Getting Started as a Teacher

What are the main things you need to think about as you prepare to teach for the first time? This guide gives a quick overview of the key topics you will want to learn more about as you start teaching. It will be most relevant to graduate students starting to work as teaching assistants (TAs), but includes helpful information for any instructor.

In this guide

Roles and responsibilities

The role and responsibilities of instructors and teaching assistants can vary across disciplines, departments, courses, and modalities. Take the time to understand the goals of the courses you'll be teaching, what your obligations will be, and any outstanding questions you have for the professor and fellow TAs, or for your department if you are teaching your own course. Start organizing your teaching materials and questions, so that you're confident and ready to go before classes start. 

Consider the context of the course, and of its overall intellectual project. What are the goals of the course? What does it assume about students’ prior knowledge? Where might the course fit into a student’s larger program of study? Read the description of your department’s undergraduate major and its requirements. Why should a student choose to spend their undergraduate years in your field or discipline? What does your field seem to be saying about what kinds of material students have to encounter, and in what order, to become expert in it?

JOBS:
A – Answer these questions from the guide on getting started as a teacher:
(i) For whom does the guide say it will be most relevant?
(ii) Across what four things can the roles and responsibilities of instructors and teaching assistants vary?
(iii) What does the guide tell the reader to read regarding their department?
B – Extend the guide on getting started as a teacher, beginning right after its last sentence.
The data that comes next is separate material, not part of the teaching guide.

RECORDED INFORMATION:

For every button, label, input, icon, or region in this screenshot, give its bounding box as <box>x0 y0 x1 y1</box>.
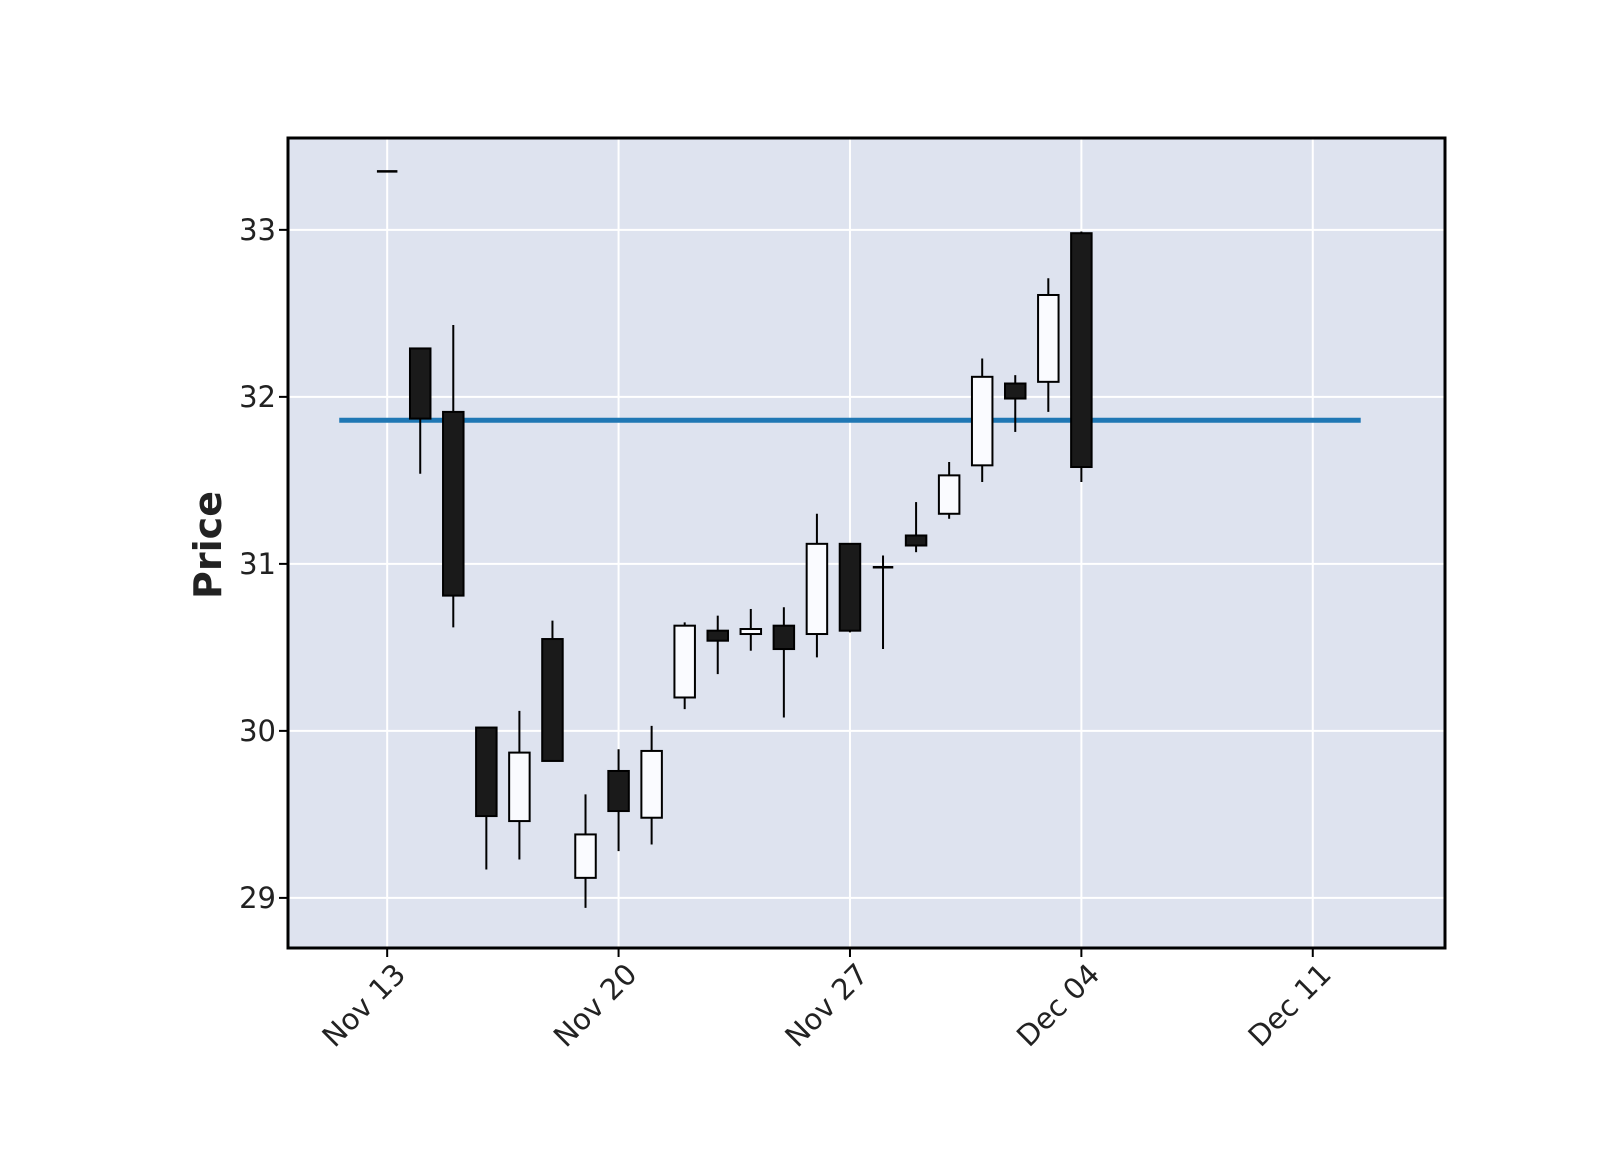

ANSWER LIST:
A –
(i) Graduate students starting to work as teaching assistants (TAs)
(ii) Disciplines, departments, courses, and modalities
(iii) The description of the department's undergraduate major and its requirements

B –
If you are a TA, learn the course syllabus. What are the students’ responsibilities, and what might your specific responsibilities look like? Brainstorm your ideas and questions using the Pre-term Planner for Teaching Teams. Use this to start a conversation with the teaching team to clarify who’s doing what and make sure everyone is on the same page. Start this conversation as early as possible, to minimize the chance of miscommunications or surprises after the start of term. If you are teaching your own course, this document is also a good starting point for making sure you have everything covered. What will your policy be on generative AI? Do you have everything included in the syllabus that should be there.

Get excited about teaching! What are your goals for teaching this term? What do you want to learn? Think about what makes a good teacher, and what kinds of strategies you want to employ as a teacher. Make a list of goals for yourself in your role, and your identity as a teacher-scholar. Ideally, these goals will help guide your preparation and professional development during the semester and beyond. 

Start a teaching journal to keep track of your thoughts, concerns, goals and plans as you start teaching. The journal is a tool for reflective practice, and should help you reflect, plan, and stay organized as you navigate the semester. You should use this journal once you start teaching, to take note of how things are going and how you feel you are doing.  

Setting and communicating expectations

Once you know more clearly what your responsibilities are and what form your teaching will take, it will be important to clarify for students what to expect from you and what you expect from them. Be explicit about the course expectations and your role in the course. If students understand expectations in advance, they can consider how they align with their own individual circumstances and let you know what challenges they might have. Be explicit about how flexible you will be and what students should do if they need accommodations. Make sure you understand departmental and institutional policies on this.

Communicating your course and section expectations helps to build rapport and set the tone for the class. It is also one of the most inclusive moves that you can make as a teacher. Consider the explicit and implicit expectations of students that underpin your course, as well as how they are—or are not—communicated to students.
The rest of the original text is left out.